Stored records
──────────

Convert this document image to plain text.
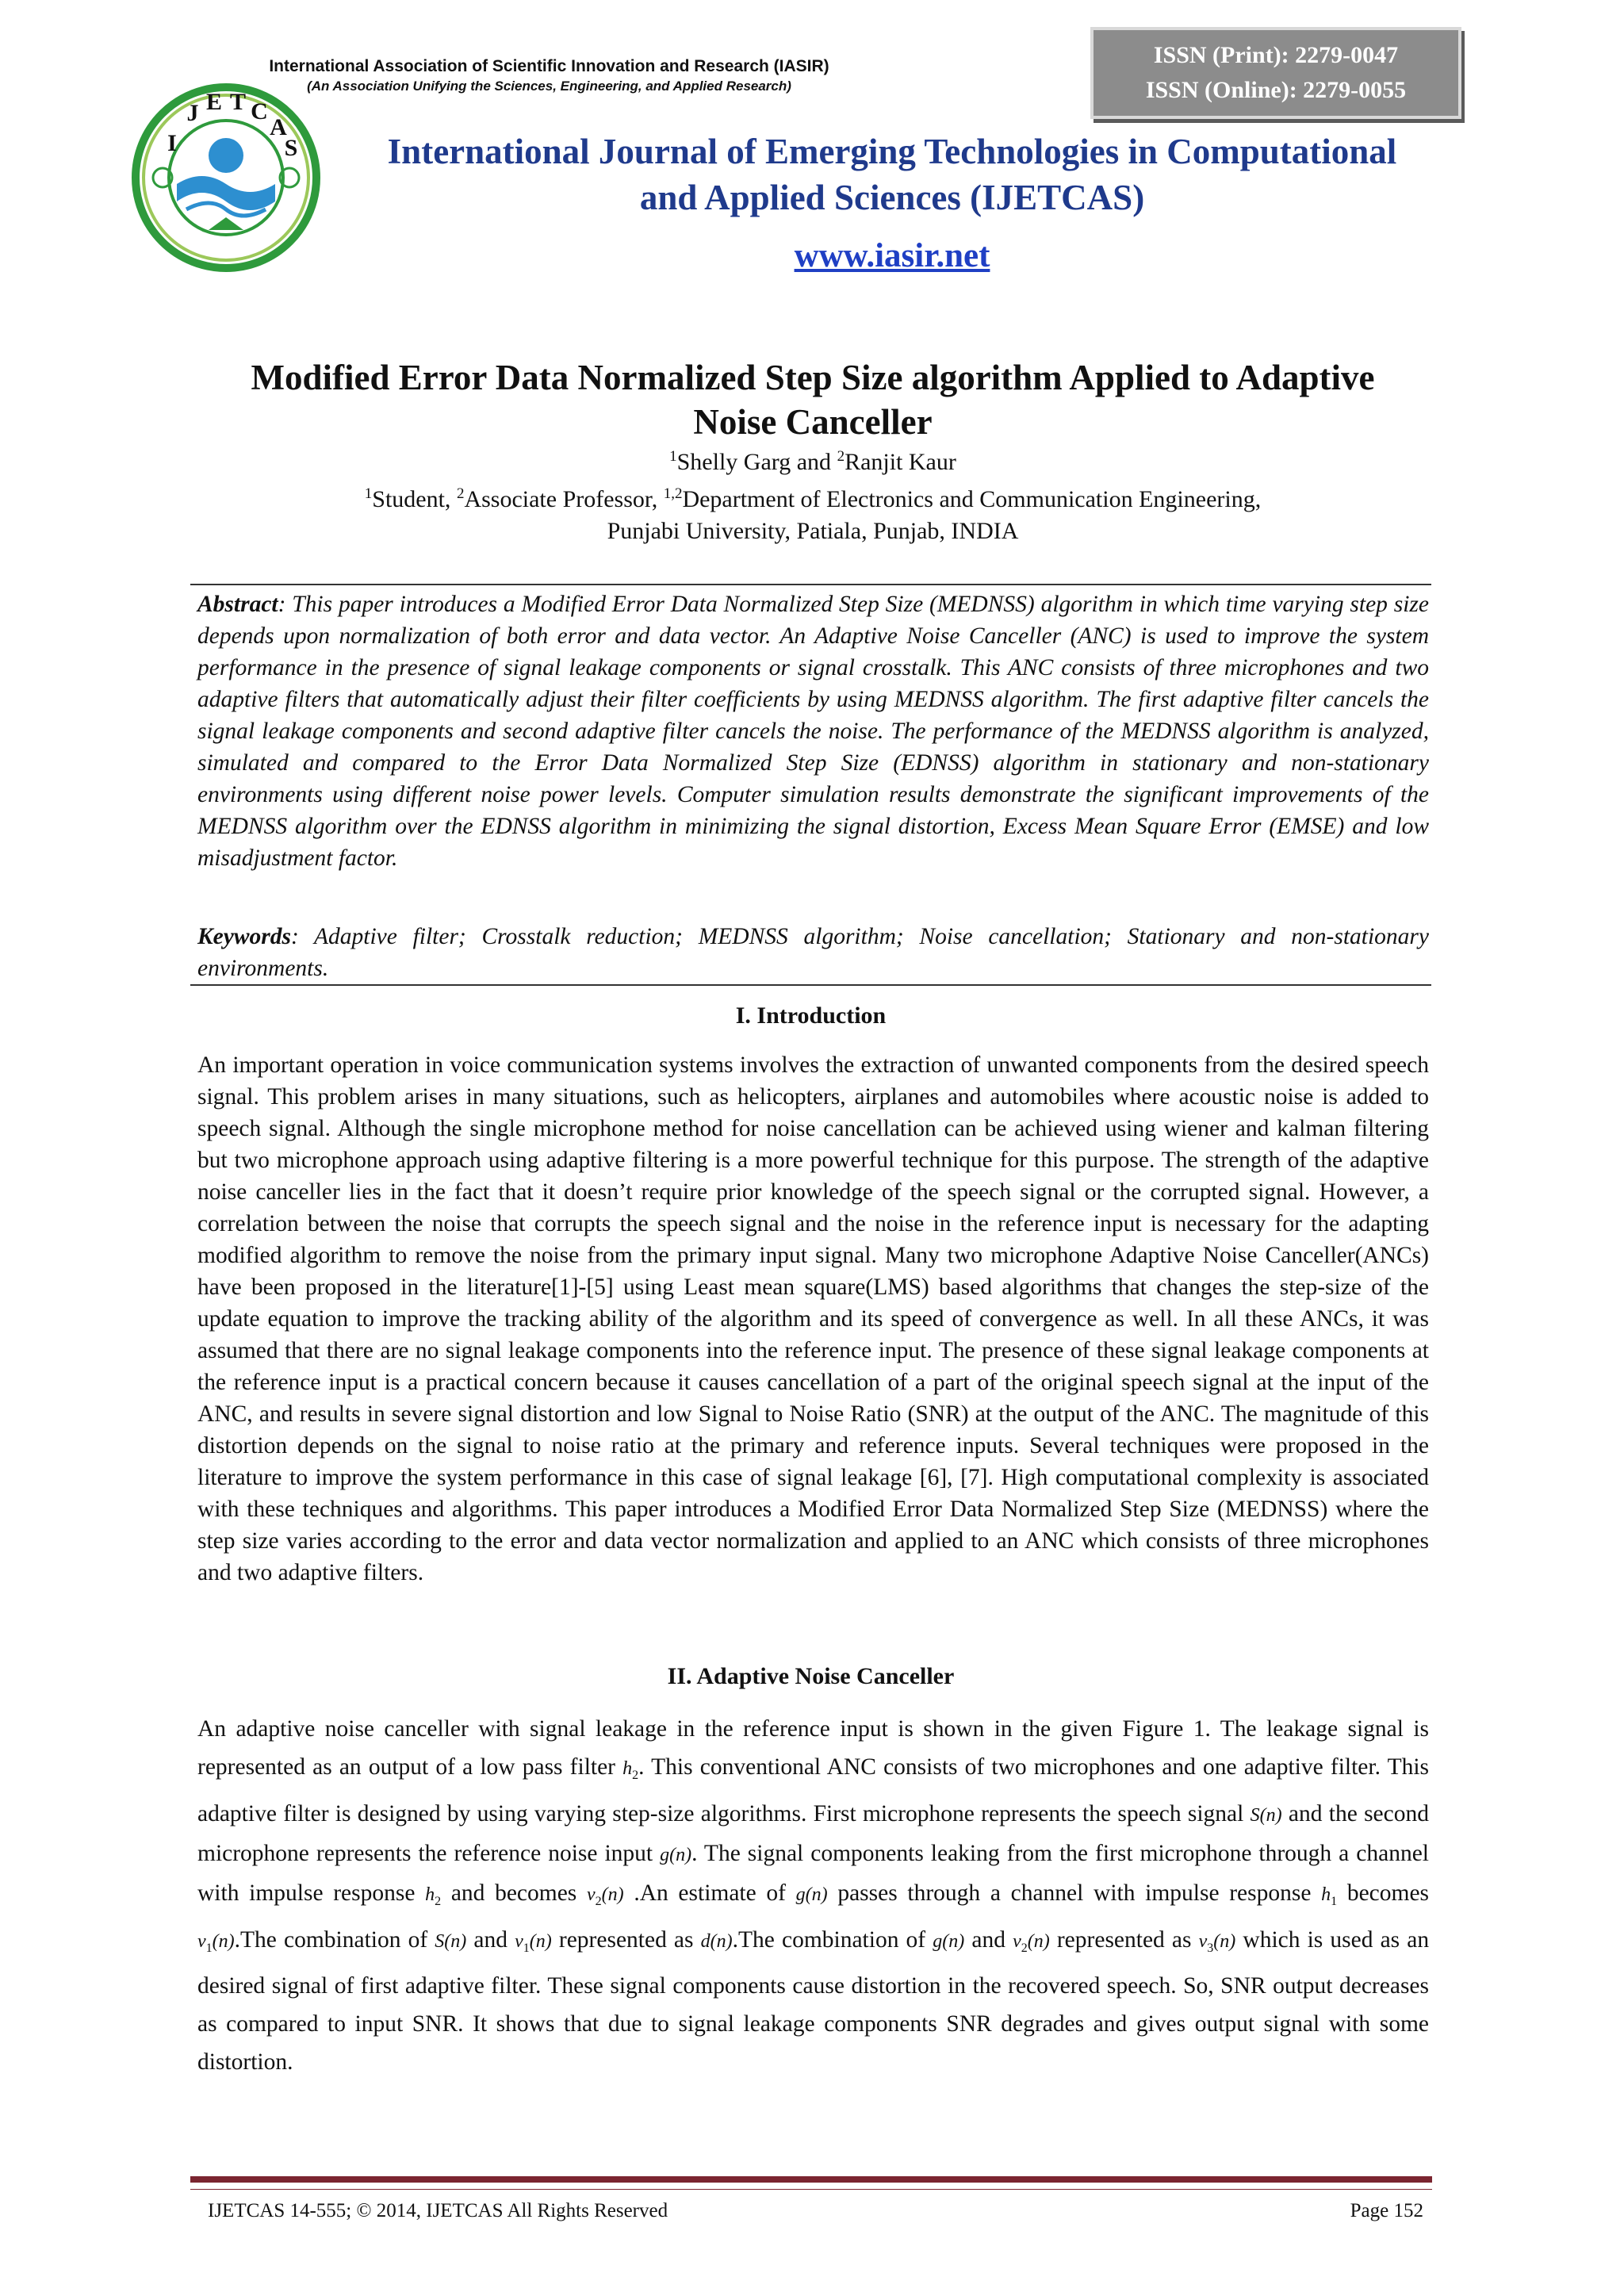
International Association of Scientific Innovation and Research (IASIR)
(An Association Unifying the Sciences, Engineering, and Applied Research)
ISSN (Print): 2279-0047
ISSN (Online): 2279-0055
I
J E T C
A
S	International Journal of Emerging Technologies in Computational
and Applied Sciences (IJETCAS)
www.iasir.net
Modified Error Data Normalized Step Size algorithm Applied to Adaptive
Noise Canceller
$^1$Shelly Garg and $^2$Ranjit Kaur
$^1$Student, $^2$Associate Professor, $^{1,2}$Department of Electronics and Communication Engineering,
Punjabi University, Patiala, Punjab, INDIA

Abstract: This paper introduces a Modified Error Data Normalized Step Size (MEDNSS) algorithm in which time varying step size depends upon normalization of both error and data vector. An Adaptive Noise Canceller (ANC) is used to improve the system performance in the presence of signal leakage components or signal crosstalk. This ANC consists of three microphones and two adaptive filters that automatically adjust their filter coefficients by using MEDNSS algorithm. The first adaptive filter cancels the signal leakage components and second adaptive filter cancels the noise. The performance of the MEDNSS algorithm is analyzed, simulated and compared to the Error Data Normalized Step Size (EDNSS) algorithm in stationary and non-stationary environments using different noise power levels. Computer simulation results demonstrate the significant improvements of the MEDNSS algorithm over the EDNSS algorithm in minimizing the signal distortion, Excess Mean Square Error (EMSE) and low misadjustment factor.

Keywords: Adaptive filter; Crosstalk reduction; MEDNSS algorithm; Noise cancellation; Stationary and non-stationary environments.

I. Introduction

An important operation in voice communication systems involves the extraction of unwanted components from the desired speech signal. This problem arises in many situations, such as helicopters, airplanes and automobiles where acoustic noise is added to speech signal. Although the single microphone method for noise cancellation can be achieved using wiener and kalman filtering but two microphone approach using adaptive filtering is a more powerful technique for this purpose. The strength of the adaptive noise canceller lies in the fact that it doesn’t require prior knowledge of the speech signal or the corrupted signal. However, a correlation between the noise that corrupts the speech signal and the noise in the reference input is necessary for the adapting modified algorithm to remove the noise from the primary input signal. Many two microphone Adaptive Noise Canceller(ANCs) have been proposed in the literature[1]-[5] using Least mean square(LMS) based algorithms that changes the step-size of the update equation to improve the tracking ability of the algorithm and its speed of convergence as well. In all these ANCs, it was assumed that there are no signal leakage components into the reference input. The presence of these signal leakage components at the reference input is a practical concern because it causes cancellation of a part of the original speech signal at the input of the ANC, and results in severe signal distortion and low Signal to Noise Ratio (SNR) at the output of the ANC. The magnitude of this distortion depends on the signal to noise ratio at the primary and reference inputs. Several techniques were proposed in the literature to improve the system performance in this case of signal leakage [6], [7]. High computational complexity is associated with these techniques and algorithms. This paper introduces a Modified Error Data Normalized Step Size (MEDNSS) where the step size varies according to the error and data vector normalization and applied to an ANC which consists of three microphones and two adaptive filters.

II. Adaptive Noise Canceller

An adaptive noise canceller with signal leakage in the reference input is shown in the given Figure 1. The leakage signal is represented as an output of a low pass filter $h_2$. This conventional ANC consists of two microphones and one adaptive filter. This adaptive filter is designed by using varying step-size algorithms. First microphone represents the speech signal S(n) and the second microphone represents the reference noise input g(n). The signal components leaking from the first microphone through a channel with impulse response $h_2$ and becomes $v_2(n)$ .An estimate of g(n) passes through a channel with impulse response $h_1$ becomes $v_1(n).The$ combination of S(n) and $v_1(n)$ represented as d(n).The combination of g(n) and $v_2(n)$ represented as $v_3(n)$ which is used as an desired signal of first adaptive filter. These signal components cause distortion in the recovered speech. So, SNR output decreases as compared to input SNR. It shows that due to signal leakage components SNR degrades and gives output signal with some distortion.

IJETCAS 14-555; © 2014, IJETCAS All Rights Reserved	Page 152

──────────

Exercise task:
Repeat verbatim all the material, but not the pictures.

Task answer:
Convert this document image to plain text.
International Association of Scientific Innovation and Research (IASIR)
(An Association Unifying the Sciences, Engineering, and Applied Research)
ISSN (Print): 2279-0047
ISSN (Online): 2279-0055
I
J E T C
A
S	International Journal of Emerging Technologies in Computational
and Applied Sciences (IJETCAS)
www.iasir.net
Modified Error Data Normalized Step Size algorithm Applied to Adaptive
Noise Canceller
$^1$Shelly Garg and $^2$Ranjit Kaur
$^1$Student, $^2$Associate Professor, $^{1,2}$Department of Electronics and Communication Engineering,
Punjabi University, Patiala, Punjab, INDIA

Abstract: This paper introduces a Modified Error Data Normalized Step Size (MEDNSS) algorithm in which time varying step size depends upon normalization of both error and data vector. An Adaptive Noise Canceller (ANC) is used to improve the system performance in the presence of signal leakage components or signal crosstalk. This ANC consists of three microphones and two adaptive filters that automatically adjust their filter coefficients by using MEDNSS algorithm. The first adaptive filter cancels the signal leakage components and second adaptive filter cancels the noise. The performance of the MEDNSS algorithm is analyzed, simulated and compared to the Error Data Normalized Step Size (EDNSS) algorithm in stationary and non-stationary environments using different noise power levels. Computer simulation results demonstrate the significant improvements of the MEDNSS algorithm over the EDNSS algorithm in minimizing the signal distortion, Excess Mean Square Error (EMSE) and low misadjustment factor.

Keywords: Adaptive filter; Crosstalk reduction; MEDNSS algorithm; Noise cancellation; Stationary and non-stationary environments.

I. Introduction

An important operation in voice communication systems involves the extraction of unwanted components from the desired speech signal. This problem arises in many situations, such as helicopters, airplanes and automobiles where acoustic noise is added to speech signal. Although the single microphone method for noise cancellation can be achieved using wiener and kalman filtering but two microphone approach using adaptive filtering is a more powerful technique for this purpose. The strength of the adaptive noise canceller lies in the fact that it doesn’t require prior knowledge of the speech signal or the corrupted signal. However, a correlation between the noise that corrupts the speech signal and the noise in the reference input is necessary for the adapting modified algorithm to remove the noise from the primary input signal. Many two microphone Adaptive Noise Canceller(ANCs) have been proposed in the literature[1]-[5] using Least mean square(LMS) based algorithms that changes the step-size of the update equation to improve the tracking ability of the algorithm and its speed of convergence as well. In all these ANCs, it was assumed that there are no signal leakage components into the reference input. The presence of these signal leakage components at the reference input is a practical concern because it causes cancellation of a part of the original speech signal at the input of the ANC, and results in severe signal distortion and low Signal to Noise Ratio (SNR) at the output of the ANC. The magnitude of this distortion depends on the signal to noise ratio at the primary and reference inputs. Several techniques were proposed in the literature to improve the system performance in this case of signal leakage [6], [7]. High computational complexity is associated with these techniques and algorithms. This paper introduces a Modified Error Data Normalized Step Size (MEDNSS) where the step size varies according to the error and data vector normalization and applied to an ANC which consists of three microphones and two adaptive filters.

II. Adaptive Noise Canceller

An adaptive noise canceller with signal leakage in the reference input is shown in the given Figure 1. The leakage signal is represented as an output of a low pass filter $h_2$. This conventional ANC consists of two microphones and one adaptive filter. This adaptive filter is designed by using varying step-size algorithms. First microphone represents the speech signal S(n) and the second microphone represents the reference noise input g(n). The signal components leaking from the first microphone through a channel with impulse response $h_2$ and becomes $v_2(n)$ .An estimate of g(n) passes through a channel with impulse response $h_1$ becomes $v_1(n).The$ combination of S(n) and $v_1(n)$ represented as d(n).The combination of g(n) and $v_2(n)$ represented as $v_3(n)$ which is used as an desired signal of first adaptive filter. These signal components cause distortion in the recovered speech. So, SNR output decreases as compared to input SNR. It shows that due to signal leakage components SNR degrades and gives output signal with some distortion.

IJETCAS 14-555; © 2014, IJETCAS All Rights Reserved	Page 152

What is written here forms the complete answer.